# TO BE DONE
How many lines in the entries below include the string "средств"? Answer with the number only.

# DATASET ENTRIES
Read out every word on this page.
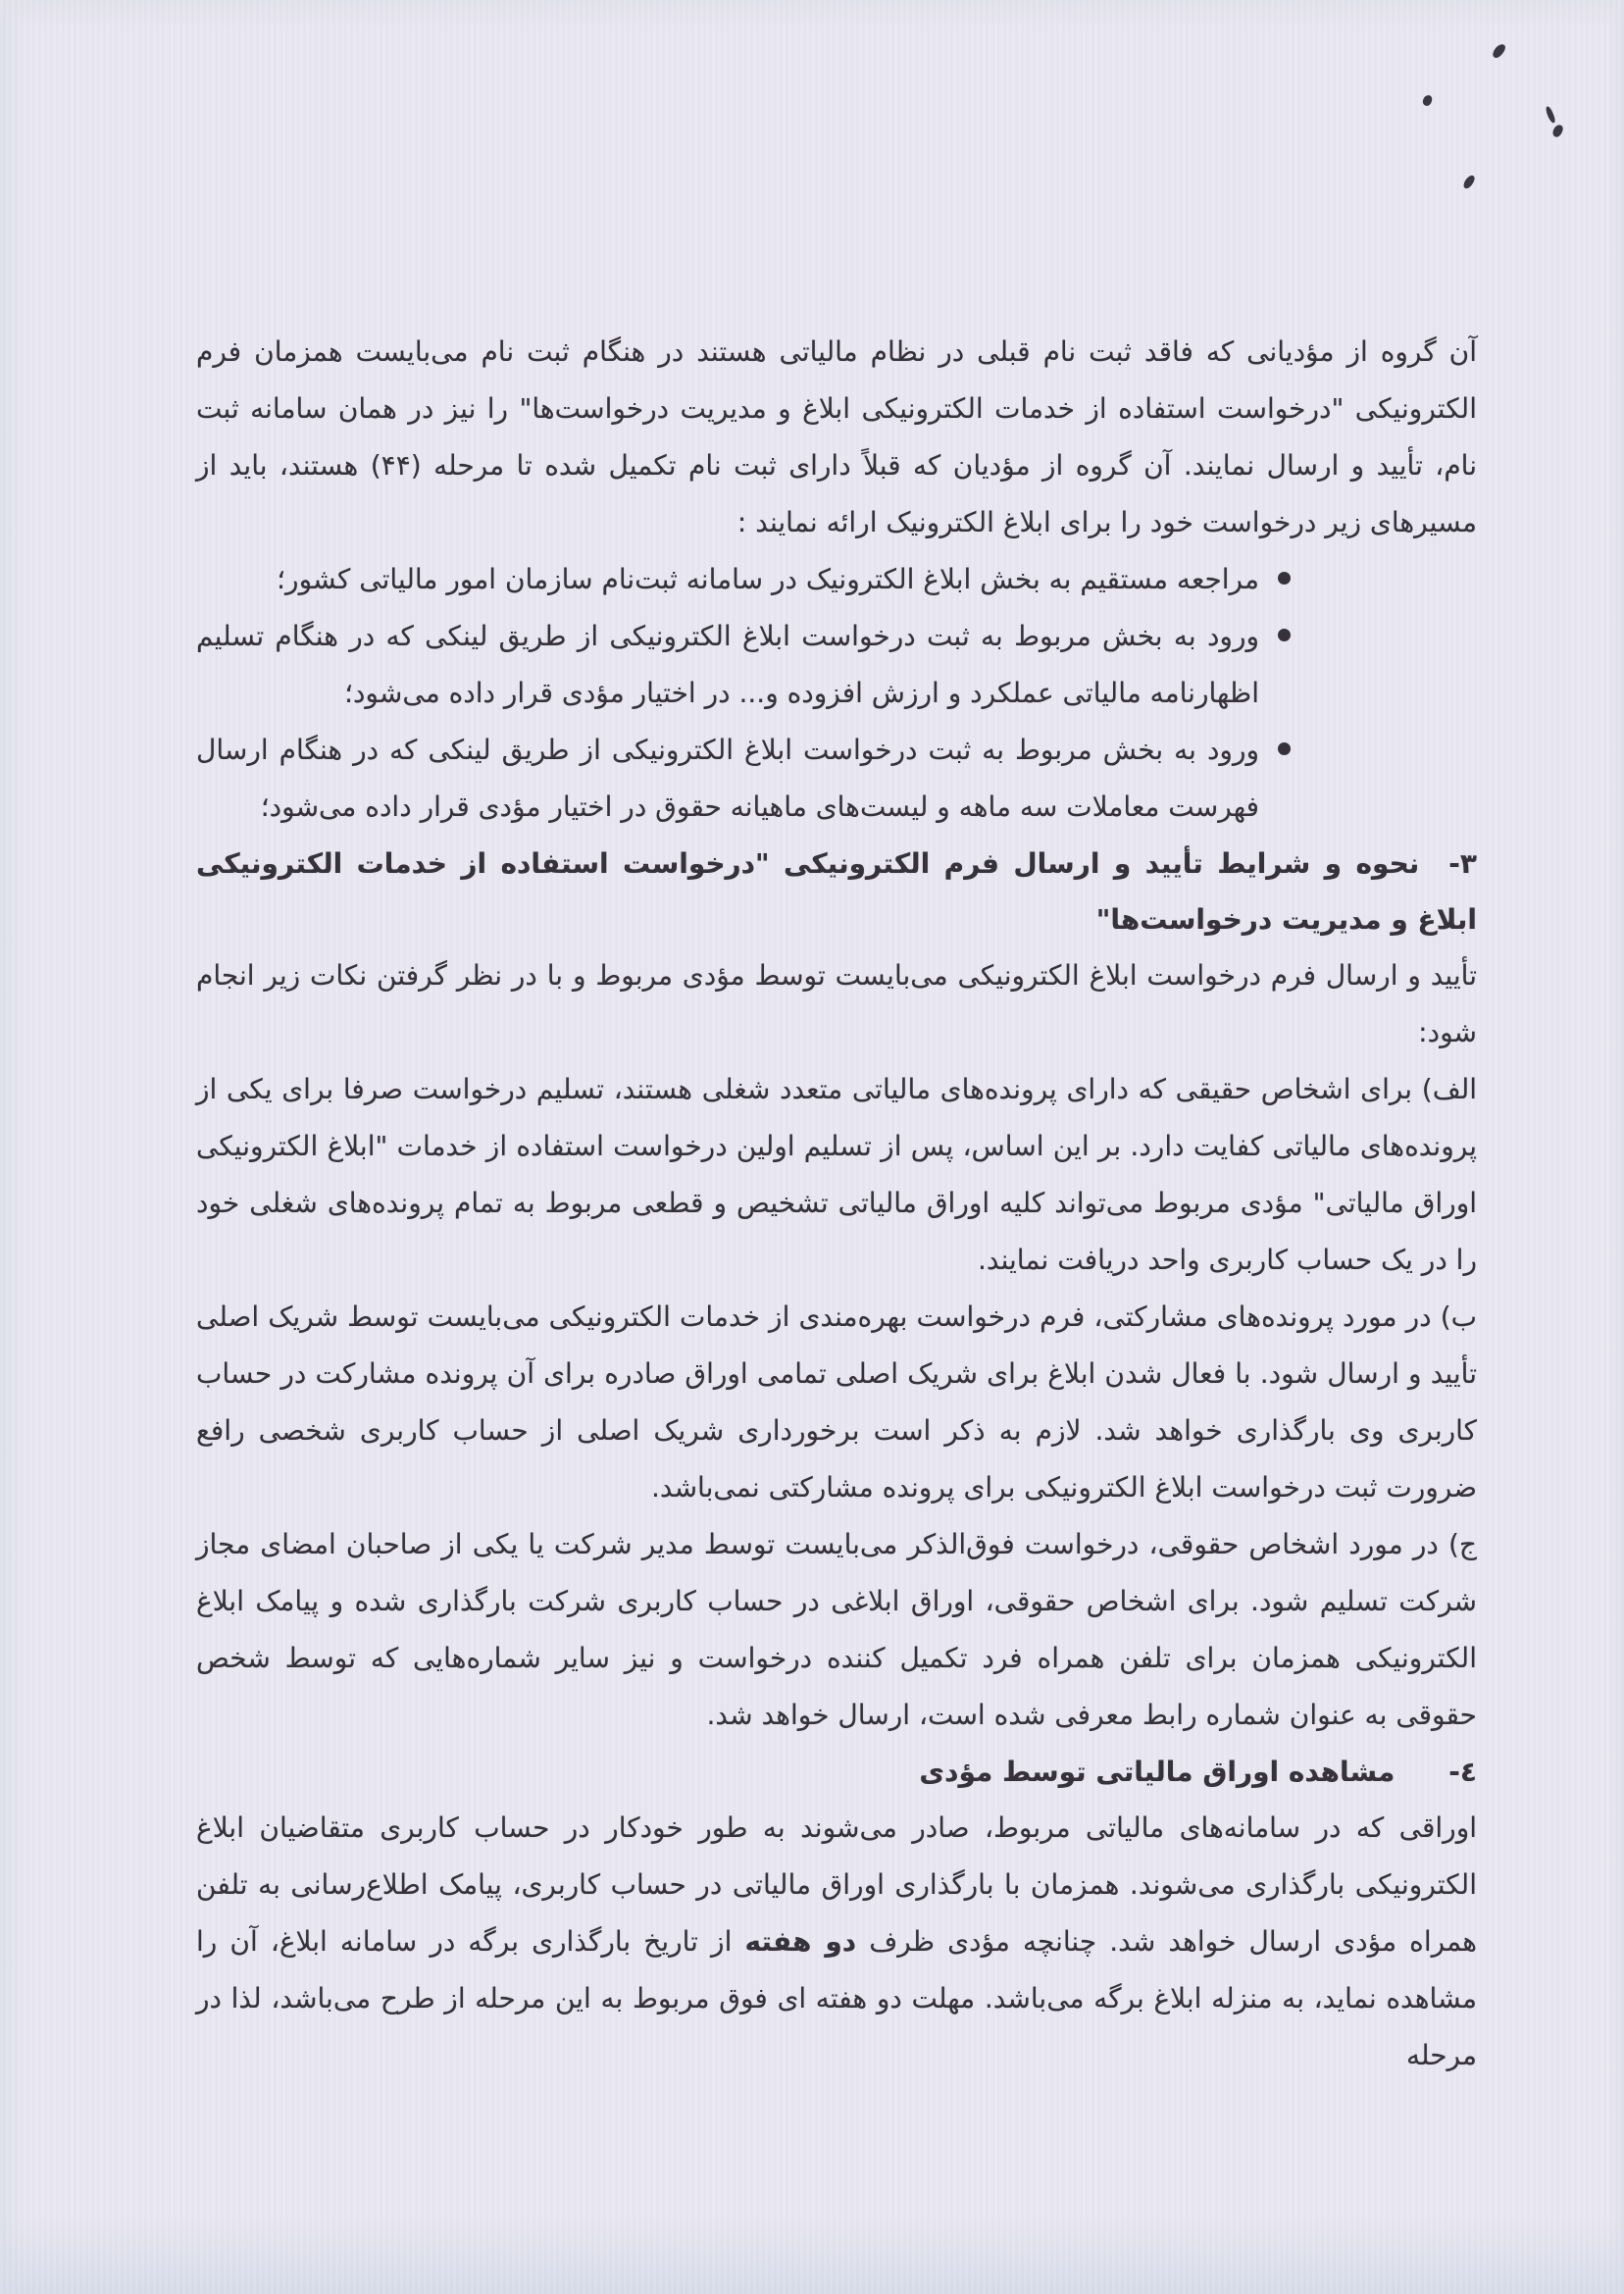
آن گروه از مؤدیانی که فاقد ثبت نام قبلی در نظام مالیاتی هستند در هنگام ثبت نام می‌بایست همزمان فرم الکترونیکی "درخواست استفاده از خدمات الکترونیکی ابلاغ و مدیریت درخواست‌ها" را نیز در همان سامانه ثبت نام، تأیید و ارسال نمایند. آن گروه از مؤدیان که قبلاً دارای ثبت نام تکمیل شده تا مرحله (۴۴) هستند، باید از مسیرهای زیر درخواست خود را برای ابلاغ الکترونیک ارائه نمایند :

مراجعه مستقیم به بخش ابلاغ الکترونیک در سامانه ثبت‌نام سازمان امور مالیاتی کشور؛
ورود به بخش مربوط به ثبت درخواست ابلاغ الکترونیکی از طریق لینکی که در هنگام تسلیم اظهارنامه مالیاتی عملکرد و ارزش افزوده و... در اختیار مؤدی قرار داده می‌شود؛
ورود به بخش مربوط به ثبت درخواست ابلاغ الکترونیکی از طریق لینکی که در هنگام ارسال فهرست معاملات سه ماهه و لیست‌های ماهیانه حقوق در اختیار مؤدی قرار داده می‌شود؛

۳-نحوه و شرایط تأیید و ارسال فرم الکترونیکی "درخواست استفاده از خدمات الکترونیکی ابلاغ و مدیریت درخواست‌ها"

تأیید و ارسال فرم درخواست ابلاغ الکترونیکی می‌بایست توسط مؤدی مربوط و با در نظر گرفتن نکات زیر انجام شود:

الف) برای اشخاص حقیقی که دارای پرونده‌های مالیاتی متعدد شغلی هستند، تسلیم درخواست صرفا برای یکی از پرونده‌های مالیاتی کفایت دارد. بر این اساس، پس از تسلیم اولین درخواست استفاده از خدمات "ابلاغ الکترونیکی اوراق مالیاتی" مؤدی مربوط می‌تواند کلیه اوراق مالیاتی تشخیص و قطعی مربوط به تمام پرونده‌های شغلی خود را در یک حساب کاربری واحد دریافت نمایند.

ب) در مورد پرونده‌های مشارکتی، فرم درخواست بهره‌مندی از خدمات الکترونیکی می‌بایست توسط شریک اصلی تأیید و ارسال شود. با فعال شدن ابلاغ برای شریک اصلی تمامی اوراق صادره برای آن پرونده مشارکت در حساب کاربری وی بارگذاری خواهد شد. لازم به ذکر است برخورداری شریک اصلی از حساب کاربری شخصی رافع ضرورت ثبت درخواست ابلاغ الکترونیکی برای پرونده مشارکتی نمی‌باشد.

ج) در مورد اشخاص حقوقی، درخواست فوق‌الذکر می‌بایست توسط مدیر شرکت یا یکی از صاحبان امضای مجاز شرکت تسلیم شود. برای اشخاص حقوقی، اوراق ابلاغی در حساب کاربری شرکت بارگذاری شده و پیامک ابلاغ الکترونیکی همزمان برای تلفن همراه فرد تکمیل کننده درخواست و نیز سایر شماره‌هایی که توسط شخص حقوقی به عنوان شماره رابط معرفی شده است، ارسال خواهد شد.

٤-مشاهده اوراق مالیاتی توسط مؤدی

اوراقی که در سامانه‌های مالیاتی مربوط، صادر می‌شوند به طور خودکار در حساب کاربری متقاضیان ابلاغ الکترونیکی بارگذاری می‌شوند. همزمان با بارگذاری اوراق مالیاتی در حساب کاربری، پیامک اطلاع‌رسانی به تلفن همراه مؤدی ارسال خواهد شد. چنانچه مؤدی ظرف دو هفته از تاریخ بارگذاری برگه در سامانه ابلاغ، آن را مشاهده نماید، به منزله ابلاغ برگه می‌باشد. مهلت دو هفته ای فوق مربوط به این مرحله از طرح می‌باشد، لذا در مرحله
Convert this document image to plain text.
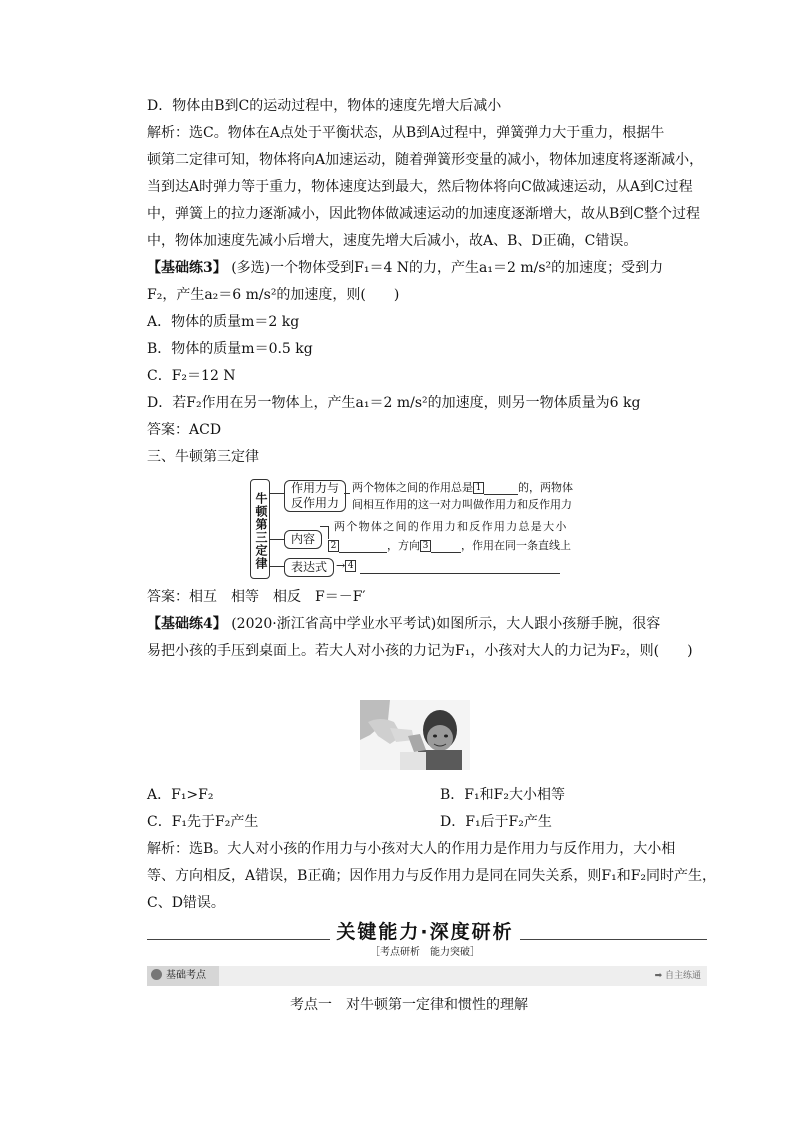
D．物体由B到C的运动过程中，物体的速度先增大后减小
解析：选C。物体在A点处于平衡状态，从B到A过程中，弹簧弹力大于重力，根据牛
顿第二定律可知，物体将向A加速运动，随着弹簧形变量的减小，物体加速度将逐渐减小，
当到达A时弹力等于重力，物体速度达到最大，然后物体将向C做减速运动，从A到C过程
中，弹簧上的拉力逐渐减小，因此物体做减速运动的加速度逐渐增大，故从B到C整个过程
中，物体加速度先减小后增大，速度先增大后减小，故A、B、D正确，C错误。
【基础练3】 (多选)一个物体受到F₁＝4 N的力，产生a₁＝2 m/s²的加速度；受到力
F₂，产生a₂＝6 m/s²的加速度，则(　　)
A．物体的质量m＝2 kg
B．物体的质量m＝0.5 kg
C．F₂＝12 N
D．若F₂作用在另一物体上，产生a₁＝2 m/s²的加速度，则另一物体质量为6 kg
答案：ACD
三、牛顿第三定律
牛顿第三定律
作用力与
反作用力
两个物体之间的作用总是 1	的，两物体
间相互作用的这一对力叫做作用力和反作用力
内容
两个物体之间的作用力和反作用力总是大小
2	，方向 3	，作用在同一条直线上
表达式 → 4
答案：相互　相等　相反　F＝－F′
【基础练4】 (2020·浙江省高中学业水平考试)如图所示，大人跟小孩掰手腕，很容
易把小孩的手压到桌面上。若大人对小孩的力记为F₁，小孩对大人的力记为F₂，则(　　)
A．F₁>F₂	B．F₁和F₂大小相等
C．F₁先于F₂产生	D．F₁后于F₂产生
解析：选B。大人对小孩的作用力与小孩对大人的作用力是作用力与反作用力，大小相
等、方向相反，A错误，B正确；因作用力与反作用力是同在同失关系，则F₁和F₂同时产生，
C、D错误。
关键能力·深度研析
［考点研析　能力突破］
基础考点	➡ 自主练通
考点一　对牛顿第一定律和惯性的理解
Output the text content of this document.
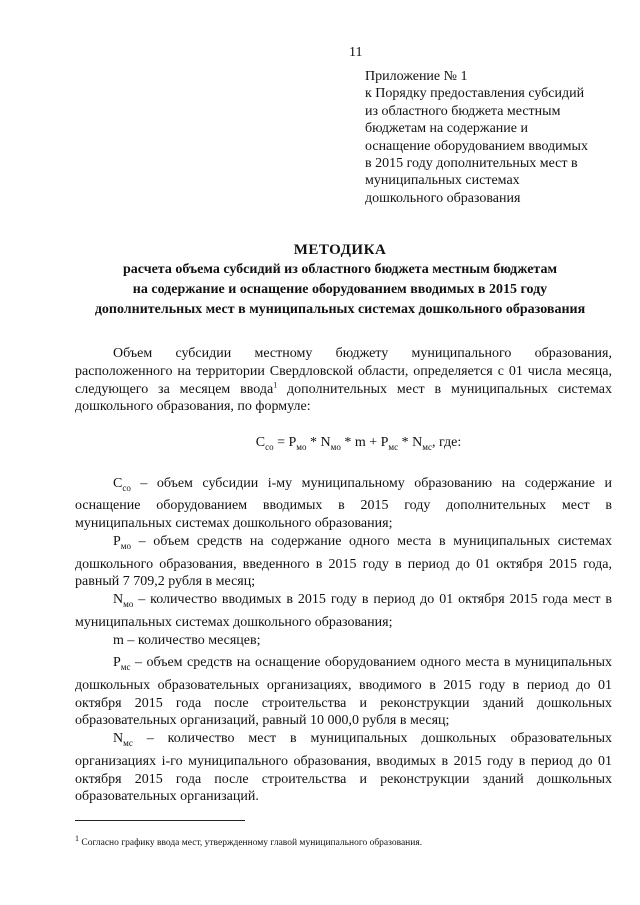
11
Приложение № 1
к Порядку предоставления субсидий
из областного бюджета местным
бюджетам на содержание и
оснащение оборудованием вводимых
в 2015 году дополнительных мест в
муниципальных системах
дошкольного образования
МЕТОДИКА
расчета объема субсидий из областного бюджета местным бюджетам
на содержание и оснащение оборудованием вводимых в 2015 году
дополнительных мест в муниципальных системах дошкольного образования

Объем субсидии местному бюджету муниципального образования, расположенного на территории Свердловской области, определяется с 01 числа месяца, следующего за месяцем ввода$^1$ дополнительных мест в муниципальных системах дошкольного образования, по формуле:

$C_{со} = P_{мо} * N_{мо} * m + P_{мс} * N_{мс}$, где:

$C_{со}$ – объем субсидии i-му муниципальному образованию на содержание и оснащение оборудованием вводимых в 2015 году дополнительных мест в муниципальных системах дошкольного образования;

$P_{мо}$ – объем средств на содержание одного места в муниципальных системах дошкольного образования, введенного в 2015 году в период до 01 октября 2015 года, равный 7 709,2 рубля в месяц;

$N_{мо}$ – количество вводимых в 2015 году в период до 01 октября 2015 года мест в муниципальных системах дошкольного образования;

m – количество месяцев;

$P_{мс}$ – объем средств на оснащение оборудованием одного места в муниципальных дошкольных образовательных организациях, вводимого в 2015 году в период до 01 октября 2015 года после строительства и реконструкции зданий дошкольных образовательных организаций, равный 10 000,0 рубля в месяц;

$N_{мс}$ – количество мест в муниципальных дошкольных образовательных организациях i-го муниципального образования, вводимых в 2015 году в период до 01 октября 2015 года после строительства и реконструкции зданий дошкольных образовательных организаций.

$^1$ Согласно графику ввода мест, утвержденному главой муниципального образования.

# SOLVED EXERCISE
2